◆ EXERCISE OBJECTIVE ◆
Give the number of lines in the data that contain "областного", and nothing more.

◆ SUPPLIED MATERIAL ◆
-- START --
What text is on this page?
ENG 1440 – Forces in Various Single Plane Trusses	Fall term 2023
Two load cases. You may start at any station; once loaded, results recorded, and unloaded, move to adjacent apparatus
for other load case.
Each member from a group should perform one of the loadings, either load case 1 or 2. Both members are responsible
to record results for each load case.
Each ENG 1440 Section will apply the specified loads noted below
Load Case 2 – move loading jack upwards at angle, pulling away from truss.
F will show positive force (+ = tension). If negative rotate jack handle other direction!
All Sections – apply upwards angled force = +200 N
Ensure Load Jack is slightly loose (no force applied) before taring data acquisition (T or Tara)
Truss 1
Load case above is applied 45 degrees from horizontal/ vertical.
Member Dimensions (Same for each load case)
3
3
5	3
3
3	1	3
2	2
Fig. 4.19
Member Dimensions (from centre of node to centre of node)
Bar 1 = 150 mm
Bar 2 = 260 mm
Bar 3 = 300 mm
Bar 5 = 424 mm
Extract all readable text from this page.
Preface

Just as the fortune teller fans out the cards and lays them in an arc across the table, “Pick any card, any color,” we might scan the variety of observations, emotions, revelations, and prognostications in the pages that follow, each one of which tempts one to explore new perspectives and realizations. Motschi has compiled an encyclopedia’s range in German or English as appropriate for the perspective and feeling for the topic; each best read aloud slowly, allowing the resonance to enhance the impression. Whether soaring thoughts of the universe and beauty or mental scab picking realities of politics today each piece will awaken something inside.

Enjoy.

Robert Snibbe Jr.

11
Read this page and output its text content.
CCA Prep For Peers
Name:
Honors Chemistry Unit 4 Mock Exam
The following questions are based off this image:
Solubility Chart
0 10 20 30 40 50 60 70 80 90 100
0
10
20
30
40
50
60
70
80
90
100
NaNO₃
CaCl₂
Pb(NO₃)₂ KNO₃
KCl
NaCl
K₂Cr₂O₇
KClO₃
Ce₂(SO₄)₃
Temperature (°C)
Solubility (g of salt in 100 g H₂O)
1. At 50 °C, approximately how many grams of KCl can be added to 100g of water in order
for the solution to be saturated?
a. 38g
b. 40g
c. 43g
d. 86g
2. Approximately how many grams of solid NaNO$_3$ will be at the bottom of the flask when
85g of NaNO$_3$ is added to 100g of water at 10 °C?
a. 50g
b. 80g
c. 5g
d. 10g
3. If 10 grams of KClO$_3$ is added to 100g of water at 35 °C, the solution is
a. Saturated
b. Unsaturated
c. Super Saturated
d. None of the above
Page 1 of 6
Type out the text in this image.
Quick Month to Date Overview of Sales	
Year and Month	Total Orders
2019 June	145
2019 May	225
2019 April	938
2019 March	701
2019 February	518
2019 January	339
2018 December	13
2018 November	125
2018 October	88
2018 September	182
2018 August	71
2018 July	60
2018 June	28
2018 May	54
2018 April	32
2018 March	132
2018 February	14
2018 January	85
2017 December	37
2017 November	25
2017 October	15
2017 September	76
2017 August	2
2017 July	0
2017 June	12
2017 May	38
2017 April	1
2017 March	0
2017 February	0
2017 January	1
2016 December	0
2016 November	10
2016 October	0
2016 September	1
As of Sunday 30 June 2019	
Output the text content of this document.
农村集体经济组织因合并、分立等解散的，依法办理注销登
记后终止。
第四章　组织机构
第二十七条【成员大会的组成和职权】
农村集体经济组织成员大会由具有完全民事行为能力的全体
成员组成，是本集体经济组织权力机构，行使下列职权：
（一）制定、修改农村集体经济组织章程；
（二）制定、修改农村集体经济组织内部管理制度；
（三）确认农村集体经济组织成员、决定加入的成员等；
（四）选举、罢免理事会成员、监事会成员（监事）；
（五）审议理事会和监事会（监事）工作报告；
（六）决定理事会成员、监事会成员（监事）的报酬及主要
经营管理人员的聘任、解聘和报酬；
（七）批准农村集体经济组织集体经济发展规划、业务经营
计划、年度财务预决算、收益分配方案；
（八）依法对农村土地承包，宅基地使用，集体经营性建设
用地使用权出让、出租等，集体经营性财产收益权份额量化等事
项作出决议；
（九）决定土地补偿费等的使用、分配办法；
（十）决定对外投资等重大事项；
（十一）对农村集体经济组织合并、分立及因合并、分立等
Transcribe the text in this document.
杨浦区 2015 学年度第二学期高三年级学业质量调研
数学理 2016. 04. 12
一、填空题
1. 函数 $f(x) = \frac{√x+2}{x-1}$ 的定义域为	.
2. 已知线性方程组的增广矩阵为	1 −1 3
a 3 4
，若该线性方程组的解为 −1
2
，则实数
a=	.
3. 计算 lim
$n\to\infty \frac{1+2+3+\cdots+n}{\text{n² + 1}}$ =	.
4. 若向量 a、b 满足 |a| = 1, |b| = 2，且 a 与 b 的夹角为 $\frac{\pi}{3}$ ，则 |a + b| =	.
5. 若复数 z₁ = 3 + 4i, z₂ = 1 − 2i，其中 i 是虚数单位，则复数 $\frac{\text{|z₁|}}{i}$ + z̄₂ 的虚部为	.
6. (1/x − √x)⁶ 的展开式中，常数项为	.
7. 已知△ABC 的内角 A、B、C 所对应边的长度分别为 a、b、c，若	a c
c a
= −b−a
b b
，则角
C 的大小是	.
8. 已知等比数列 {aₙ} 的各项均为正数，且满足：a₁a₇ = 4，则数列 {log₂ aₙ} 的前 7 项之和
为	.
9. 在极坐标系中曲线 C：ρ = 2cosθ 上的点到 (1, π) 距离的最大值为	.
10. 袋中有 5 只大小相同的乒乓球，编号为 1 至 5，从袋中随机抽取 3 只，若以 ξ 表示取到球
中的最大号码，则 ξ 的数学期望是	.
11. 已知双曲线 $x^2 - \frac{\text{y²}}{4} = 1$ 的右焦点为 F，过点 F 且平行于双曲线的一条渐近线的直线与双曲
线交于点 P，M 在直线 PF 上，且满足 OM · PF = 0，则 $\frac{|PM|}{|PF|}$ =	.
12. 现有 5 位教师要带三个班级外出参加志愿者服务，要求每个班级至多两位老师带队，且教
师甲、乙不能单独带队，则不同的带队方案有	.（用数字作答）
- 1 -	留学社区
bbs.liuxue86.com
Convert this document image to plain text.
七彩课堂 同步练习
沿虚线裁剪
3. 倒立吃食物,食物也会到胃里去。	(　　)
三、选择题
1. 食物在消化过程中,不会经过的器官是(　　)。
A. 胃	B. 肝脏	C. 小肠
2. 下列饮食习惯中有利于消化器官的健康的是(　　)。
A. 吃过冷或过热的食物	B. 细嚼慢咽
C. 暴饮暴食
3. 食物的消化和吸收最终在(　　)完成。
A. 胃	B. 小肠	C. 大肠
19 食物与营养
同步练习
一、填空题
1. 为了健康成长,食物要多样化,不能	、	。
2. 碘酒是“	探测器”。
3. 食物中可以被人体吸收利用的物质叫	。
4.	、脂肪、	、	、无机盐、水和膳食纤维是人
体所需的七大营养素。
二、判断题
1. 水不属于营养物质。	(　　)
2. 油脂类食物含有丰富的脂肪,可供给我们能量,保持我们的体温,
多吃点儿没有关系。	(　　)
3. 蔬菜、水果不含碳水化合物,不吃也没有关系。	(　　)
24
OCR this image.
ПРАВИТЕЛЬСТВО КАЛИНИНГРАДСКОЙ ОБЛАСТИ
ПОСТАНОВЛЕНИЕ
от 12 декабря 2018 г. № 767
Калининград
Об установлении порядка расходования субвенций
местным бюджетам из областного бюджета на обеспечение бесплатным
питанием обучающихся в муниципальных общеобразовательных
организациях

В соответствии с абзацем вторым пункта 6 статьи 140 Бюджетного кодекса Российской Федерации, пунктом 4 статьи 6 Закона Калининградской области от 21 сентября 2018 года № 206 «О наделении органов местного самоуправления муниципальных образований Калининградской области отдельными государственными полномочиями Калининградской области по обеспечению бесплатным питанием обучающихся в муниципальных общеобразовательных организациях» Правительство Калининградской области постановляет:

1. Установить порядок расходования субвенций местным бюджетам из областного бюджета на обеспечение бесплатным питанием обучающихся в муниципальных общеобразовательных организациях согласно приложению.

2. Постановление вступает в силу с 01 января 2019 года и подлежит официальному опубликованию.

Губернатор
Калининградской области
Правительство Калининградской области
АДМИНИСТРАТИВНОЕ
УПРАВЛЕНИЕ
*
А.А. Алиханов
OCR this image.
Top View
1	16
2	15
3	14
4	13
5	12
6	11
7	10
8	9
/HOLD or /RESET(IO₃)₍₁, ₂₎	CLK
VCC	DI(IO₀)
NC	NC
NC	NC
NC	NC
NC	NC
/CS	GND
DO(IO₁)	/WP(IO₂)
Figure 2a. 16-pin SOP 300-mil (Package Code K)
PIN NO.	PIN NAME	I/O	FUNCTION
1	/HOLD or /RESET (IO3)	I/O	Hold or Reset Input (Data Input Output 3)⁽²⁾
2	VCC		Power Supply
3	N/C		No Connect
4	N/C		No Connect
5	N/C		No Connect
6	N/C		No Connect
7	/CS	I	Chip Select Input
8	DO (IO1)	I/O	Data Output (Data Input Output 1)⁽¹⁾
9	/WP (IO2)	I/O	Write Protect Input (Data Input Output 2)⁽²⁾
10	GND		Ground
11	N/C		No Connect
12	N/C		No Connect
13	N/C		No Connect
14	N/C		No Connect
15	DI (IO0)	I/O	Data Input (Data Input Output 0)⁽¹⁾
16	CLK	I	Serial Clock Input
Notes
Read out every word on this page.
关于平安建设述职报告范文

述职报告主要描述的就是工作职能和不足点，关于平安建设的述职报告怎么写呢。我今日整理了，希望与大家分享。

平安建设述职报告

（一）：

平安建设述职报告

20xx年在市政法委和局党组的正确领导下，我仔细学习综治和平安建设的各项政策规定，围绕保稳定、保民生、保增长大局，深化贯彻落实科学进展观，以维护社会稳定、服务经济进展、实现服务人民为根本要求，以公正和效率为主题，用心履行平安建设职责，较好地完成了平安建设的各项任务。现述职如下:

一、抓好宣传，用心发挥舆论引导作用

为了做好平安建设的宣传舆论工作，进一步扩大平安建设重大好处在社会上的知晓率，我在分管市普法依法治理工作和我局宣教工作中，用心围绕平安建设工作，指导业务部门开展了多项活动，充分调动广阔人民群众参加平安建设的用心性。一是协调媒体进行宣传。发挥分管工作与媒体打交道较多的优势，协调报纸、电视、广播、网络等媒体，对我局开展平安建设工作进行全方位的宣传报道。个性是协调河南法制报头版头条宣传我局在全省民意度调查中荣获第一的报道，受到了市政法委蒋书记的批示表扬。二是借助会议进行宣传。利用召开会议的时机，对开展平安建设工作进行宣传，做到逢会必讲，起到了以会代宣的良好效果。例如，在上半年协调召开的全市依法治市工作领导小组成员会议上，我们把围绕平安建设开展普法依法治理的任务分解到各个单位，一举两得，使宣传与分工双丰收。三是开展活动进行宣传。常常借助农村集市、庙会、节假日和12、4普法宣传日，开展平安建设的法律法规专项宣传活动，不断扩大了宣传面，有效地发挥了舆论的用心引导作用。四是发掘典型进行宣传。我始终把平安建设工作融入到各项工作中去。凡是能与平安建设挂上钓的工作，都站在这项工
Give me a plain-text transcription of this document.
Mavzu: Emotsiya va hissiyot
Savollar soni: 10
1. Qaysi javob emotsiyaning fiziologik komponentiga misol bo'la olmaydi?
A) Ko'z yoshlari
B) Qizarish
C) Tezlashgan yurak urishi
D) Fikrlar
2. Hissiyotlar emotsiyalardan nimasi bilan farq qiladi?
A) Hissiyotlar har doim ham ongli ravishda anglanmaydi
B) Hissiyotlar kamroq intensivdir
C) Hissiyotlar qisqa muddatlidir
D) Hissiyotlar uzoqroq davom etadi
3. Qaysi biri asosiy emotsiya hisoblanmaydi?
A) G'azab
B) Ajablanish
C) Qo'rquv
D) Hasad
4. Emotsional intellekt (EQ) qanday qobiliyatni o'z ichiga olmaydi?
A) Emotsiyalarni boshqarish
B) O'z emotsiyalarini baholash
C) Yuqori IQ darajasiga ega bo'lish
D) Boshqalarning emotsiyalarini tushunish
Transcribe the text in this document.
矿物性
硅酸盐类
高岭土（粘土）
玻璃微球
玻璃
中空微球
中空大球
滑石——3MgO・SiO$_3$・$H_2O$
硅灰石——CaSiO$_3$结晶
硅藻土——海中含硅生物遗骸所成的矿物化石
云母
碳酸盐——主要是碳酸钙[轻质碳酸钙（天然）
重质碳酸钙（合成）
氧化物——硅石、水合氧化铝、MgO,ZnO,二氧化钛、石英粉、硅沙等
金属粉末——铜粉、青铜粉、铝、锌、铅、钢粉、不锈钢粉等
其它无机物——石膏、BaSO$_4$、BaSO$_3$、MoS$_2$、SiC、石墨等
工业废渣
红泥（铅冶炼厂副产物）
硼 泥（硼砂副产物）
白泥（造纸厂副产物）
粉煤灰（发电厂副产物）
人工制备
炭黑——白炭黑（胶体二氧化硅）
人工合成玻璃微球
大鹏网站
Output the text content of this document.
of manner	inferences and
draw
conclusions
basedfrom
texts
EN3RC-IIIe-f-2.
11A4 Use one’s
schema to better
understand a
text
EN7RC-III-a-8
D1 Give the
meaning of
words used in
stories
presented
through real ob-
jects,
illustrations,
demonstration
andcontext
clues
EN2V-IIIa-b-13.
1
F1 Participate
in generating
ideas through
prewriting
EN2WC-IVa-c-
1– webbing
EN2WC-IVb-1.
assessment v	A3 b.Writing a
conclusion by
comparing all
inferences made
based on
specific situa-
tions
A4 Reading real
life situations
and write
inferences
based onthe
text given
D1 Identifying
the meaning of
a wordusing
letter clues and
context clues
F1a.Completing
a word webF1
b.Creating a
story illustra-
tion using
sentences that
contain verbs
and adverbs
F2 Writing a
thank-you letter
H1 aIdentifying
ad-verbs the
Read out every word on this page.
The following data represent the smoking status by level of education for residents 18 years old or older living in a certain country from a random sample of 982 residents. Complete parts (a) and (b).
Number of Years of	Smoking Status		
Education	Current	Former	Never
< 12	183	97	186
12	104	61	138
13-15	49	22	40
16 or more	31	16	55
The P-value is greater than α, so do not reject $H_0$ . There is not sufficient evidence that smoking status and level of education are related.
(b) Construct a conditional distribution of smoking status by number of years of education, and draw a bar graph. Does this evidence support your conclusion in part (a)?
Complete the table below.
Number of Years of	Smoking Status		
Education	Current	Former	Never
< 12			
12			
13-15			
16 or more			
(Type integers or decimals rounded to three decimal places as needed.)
-- END --
◆ PROBLEM SOLUTION ◆
2